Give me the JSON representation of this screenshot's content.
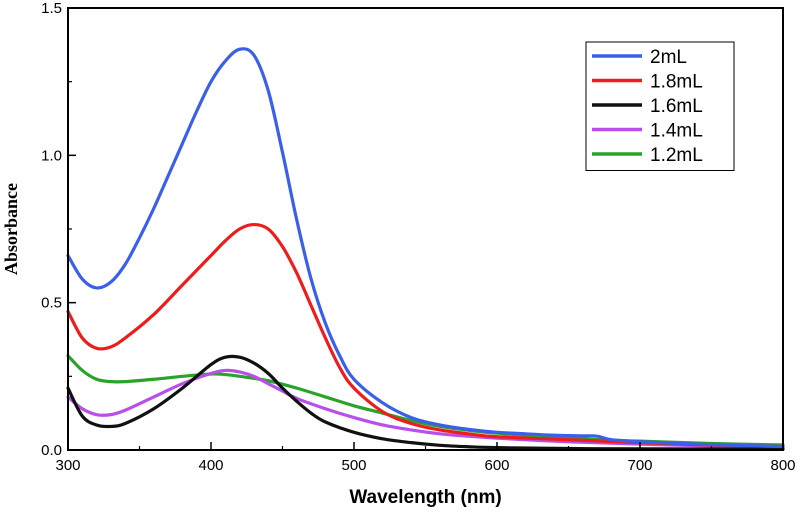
{
  "chart_data": {
    "type": "line",
    "title": "",
    "xlabel": "Wavelength (nm)",
    "ylabel": "Absorbance",
    "xlim": [
      300,
      800
    ],
    "ylim": [
      0.0,
      1.5
    ],
    "x_ticks": [
      300,
      400,
      500,
      600,
      700,
      800
    ],
    "x_tick_labels": [
      "300",
      "400",
      "500",
      "600",
      "700",
      "800"
    ],
    "y_ticks": [
      0.0,
      0.5,
      1.0,
      1.5
    ],
    "y_tick_labels": [
      "0.0",
      "0.5",
      "1.0",
      "1.5"
    ],
    "legend_position": "top-right",
    "grid": false,
    "series": [
      {
        "name": "2mL",
        "color": "#3a5fe8",
        "points": [
          [
            300,
            0.66
          ],
          [
            310,
            0.58
          ],
          [
            320,
            0.55
          ],
          [
            330,
            0.57
          ],
          [
            340,
            0.63
          ],
          [
            350,
            0.72
          ],
          [
            360,
            0.82
          ],
          [
            370,
            0.93
          ],
          [
            380,
            1.04
          ],
          [
            390,
            1.15
          ],
          [
            400,
            1.25
          ],
          [
            410,
            1.32
          ],
          [
            420,
            1.36
          ],
          [
            430,
            1.34
          ],
          [
            440,
            1.22
          ],
          [
            450,
            1.01
          ],
          [
            460,
            0.78
          ],
          [
            470,
            0.58
          ],
          [
            480,
            0.43
          ],
          [
            490,
            0.32
          ],
          [
            500,
            0.24
          ],
          [
            520,
            0.16
          ],
          [
            540,
            0.11
          ],
          [
            560,
            0.085
          ],
          [
            580,
            0.07
          ],
          [
            600,
            0.06
          ],
          [
            620,
            0.055
          ],
          [
            640,
            0.05
          ],
          [
            660,
            0.048
          ],
          [
            670,
            0.047
          ],
          [
            680,
            0.035
          ],
          [
            700,
            0.028
          ],
          [
            750,
            0.018
          ],
          [
            800,
            0.012
          ]
        ]
      },
      {
        "name": "1.8mL",
        "color": "#ee1c1c",
        "points": [
          [
            300,
            0.47
          ],
          [
            310,
            0.38
          ],
          [
            320,
            0.345
          ],
          [
            330,
            0.35
          ],
          [
            340,
            0.38
          ],
          [
            360,
            0.46
          ],
          [
            380,
            0.56
          ],
          [
            400,
            0.66
          ],
          [
            410,
            0.71
          ],
          [
            420,
            0.75
          ],
          [
            430,
            0.765
          ],
          [
            440,
            0.75
          ],
          [
            450,
            0.69
          ],
          [
            460,
            0.6
          ],
          [
            470,
            0.49
          ],
          [
            480,
            0.38
          ],
          [
            490,
            0.28
          ],
          [
            500,
            0.21
          ],
          [
            520,
            0.13
          ],
          [
            540,
            0.09
          ],
          [
            560,
            0.068
          ],
          [
            580,
            0.055
          ],
          [
            600,
            0.045
          ],
          [
            650,
            0.035
          ],
          [
            700,
            0.025
          ],
          [
            750,
            0.017
          ],
          [
            800,
            0.012
          ]
        ]
      },
      {
        "name": "1.6mL",
        "color": "#111111",
        "points": [
          [
            300,
            0.21
          ],
          [
            310,
            0.115
          ],
          [
            320,
            0.085
          ],
          [
            330,
            0.08
          ],
          [
            340,
            0.09
          ],
          [
            360,
            0.14
          ],
          [
            380,
            0.21
          ],
          [
            400,
            0.29
          ],
          [
            410,
            0.315
          ],
          [
            420,
            0.315
          ],
          [
            430,
            0.295
          ],
          [
            440,
            0.26
          ],
          [
            450,
            0.21
          ],
          [
            460,
            0.165
          ],
          [
            470,
            0.125
          ],
          [
            480,
            0.095
          ],
          [
            500,
            0.06
          ],
          [
            520,
            0.038
          ],
          [
            540,
            0.025
          ],
          [
            560,
            0.016
          ],
          [
            580,
            0.011
          ],
          [
            600,
            0.008
          ],
          [
            650,
            0.005
          ],
          [
            700,
            0.004
          ],
          [
            800,
            0.003
          ]
        ]
      },
      {
        "name": "1.4mL",
        "color": "#b84fe8",
        "points": [
          [
            300,
            0.18
          ],
          [
            310,
            0.14
          ],
          [
            320,
            0.12
          ],
          [
            330,
            0.12
          ],
          [
            340,
            0.135
          ],
          [
            360,
            0.18
          ],
          [
            380,
            0.225
          ],
          [
            400,
            0.26
          ],
          [
            410,
            0.27
          ],
          [
            420,
            0.265
          ],
          [
            430,
            0.25
          ],
          [
            440,
            0.225
          ],
          [
            450,
            0.2
          ],
          [
            460,
            0.175
          ],
          [
            480,
            0.14
          ],
          [
            500,
            0.11
          ],
          [
            520,
            0.085
          ],
          [
            540,
            0.068
          ],
          [
            560,
            0.055
          ],
          [
            580,
            0.047
          ],
          [
            600,
            0.04
          ],
          [
            650,
            0.028
          ],
          [
            700,
            0.02
          ],
          [
            750,
            0.014
          ],
          [
            800,
            0.01
          ]
        ]
      },
      {
        "name": "1.2mL",
        "color": "#2aa32a",
        "points": [
          [
            300,
            0.32
          ],
          [
            310,
            0.27
          ],
          [
            320,
            0.24
          ],
          [
            330,
            0.232
          ],
          [
            340,
            0.232
          ],
          [
            360,
            0.24
          ],
          [
            380,
            0.25
          ],
          [
            400,
            0.258
          ],
          [
            410,
            0.256
          ],
          [
            420,
            0.25
          ],
          [
            440,
            0.235
          ],
          [
            460,
            0.21
          ],
          [
            480,
            0.18
          ],
          [
            500,
            0.15
          ],
          [
            520,
            0.125
          ],
          [
            540,
            0.1
          ],
          [
            560,
            0.08
          ],
          [
            580,
            0.067
          ],
          [
            600,
            0.057
          ],
          [
            650,
            0.04
          ],
          [
            700,
            0.03
          ],
          [
            750,
            0.022
          ],
          [
            800,
            0.017
          ]
        ]
      }
    ]
  }
}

****************************************

#### [What this task involves]
Within the material above, find the lines that contain the word "color"; copy them.

#### [The answer]
        "color": "#3a5fe8",
        "color": "#ee1c1c",
        "color": "#111111",
        "color": "#b84fe8",
        "color": "#2aa32a",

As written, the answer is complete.